-- start of INPUT RECORDS --

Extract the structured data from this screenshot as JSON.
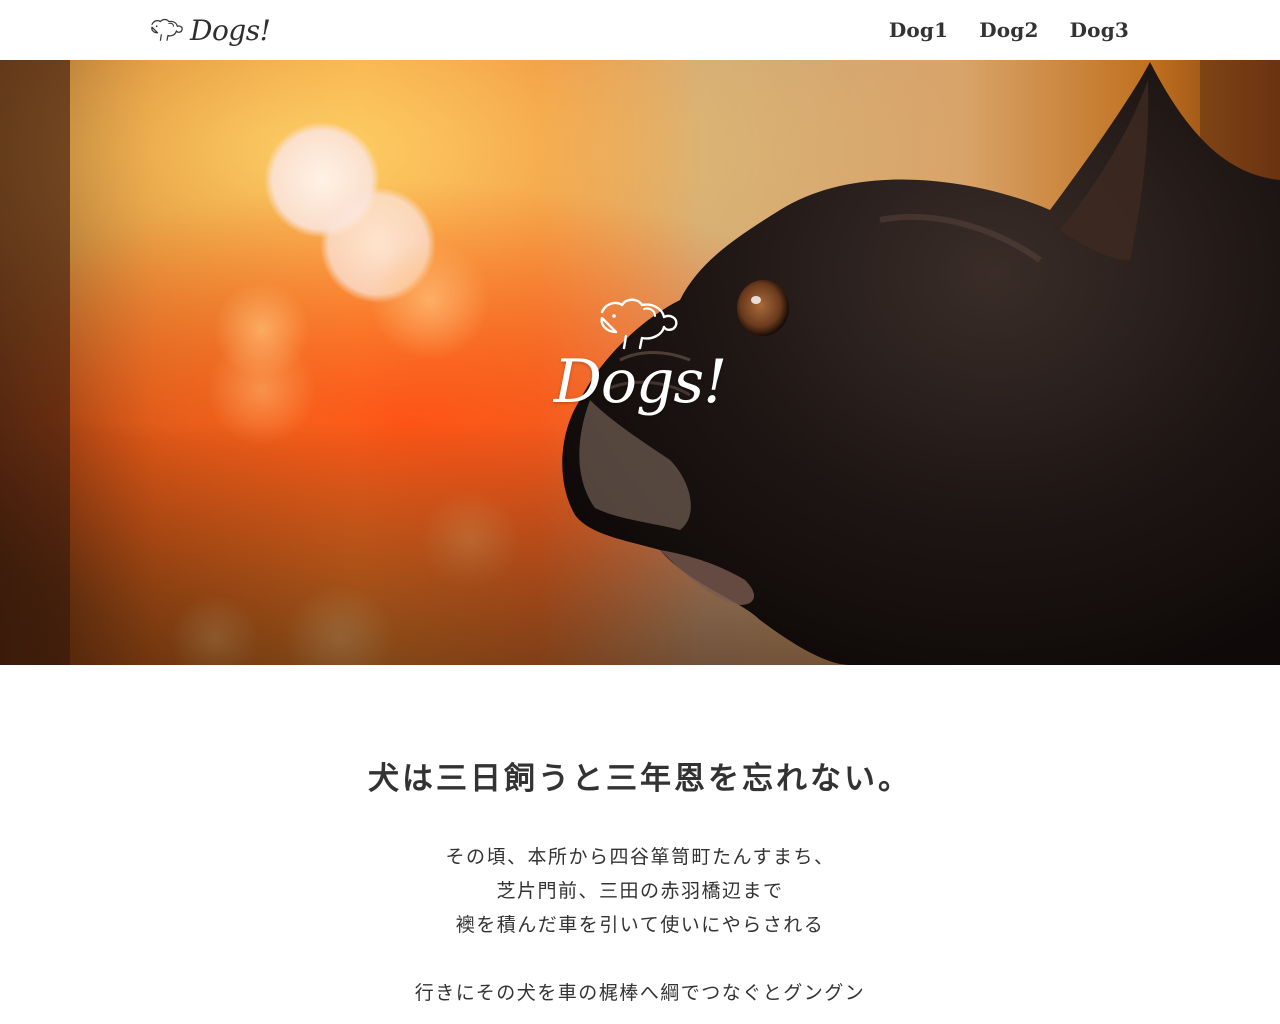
{
  "header": {
    "brand_name": "Dogs!",
    "brand_icon": "dog-logo-icon",
    "nav": [
      {
        "label": "Dog1"
      },
      {
        "label": "Dog2"
      },
      {
        "label": "Dog3"
      }
    ]
  },
  "hero": {
    "logo_text": "Dogs!",
    "logo_icon": "dog-logo-icon",
    "image_subject": "black french bulldog profile with orange bokeh background"
  },
  "content": {
    "headline": "犬は三日飼うと三年恩を忘れない。",
    "paragraph_1": [
      "その頃、本所から四谷箪笥町たんすまち、",
      "芝片門前、三田の赤羽橋辺まで",
      "襖を積んだ車を引いて使いにやらされる"
    ],
    "paragraph_2": [
      "行きにその犬を車の梶棒へ綱でつなぐとグングン"
    ]
  },
  "colors": {
    "text": "#333333",
    "header_bg": "#ffffff",
    "hero_logo": "#ffffff"
  }
}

-- end of INPUT RECORDS --

▶ WHAT IS REQUIRED
Transcribe the material as is, with images omitted.

▶ REPLY
Extract the structured data from this screenshot as JSON.
{
  "header": {
    "brand_name": "Dogs!",
    "brand_icon": "dog-logo-icon",
    "nav": [
      {
        "label": "Dog1"
      },
      {
        "label": "Dog2"
      },
      {
        "label": "Dog3"
      }
    ]
  },
  "hero": {
    "logo_text": "Dogs!",
    "logo_icon": "dog-logo-icon",
    "image_subject": "black french bulldog profile with orange bokeh background"
  },
  "content": {
    "headline": "犬は三日飼うと三年恩を忘れない。",
    "paragraph_1": [
      "その頃、本所から四谷箪笥町たんすまち、",
      "芝片門前、三田の赤羽橋辺まで",
      "襖を積んだ車を引いて使いにやらされる"
    ],
    "paragraph_2": [
      "行きにその犬を車の梶棒へ綱でつなぐとグングン"
    ]
  },
  "colors": {
    "text": "#333333",
    "header_bg": "#ffffff",
    "hero_logo": "#ffffff"
  }
}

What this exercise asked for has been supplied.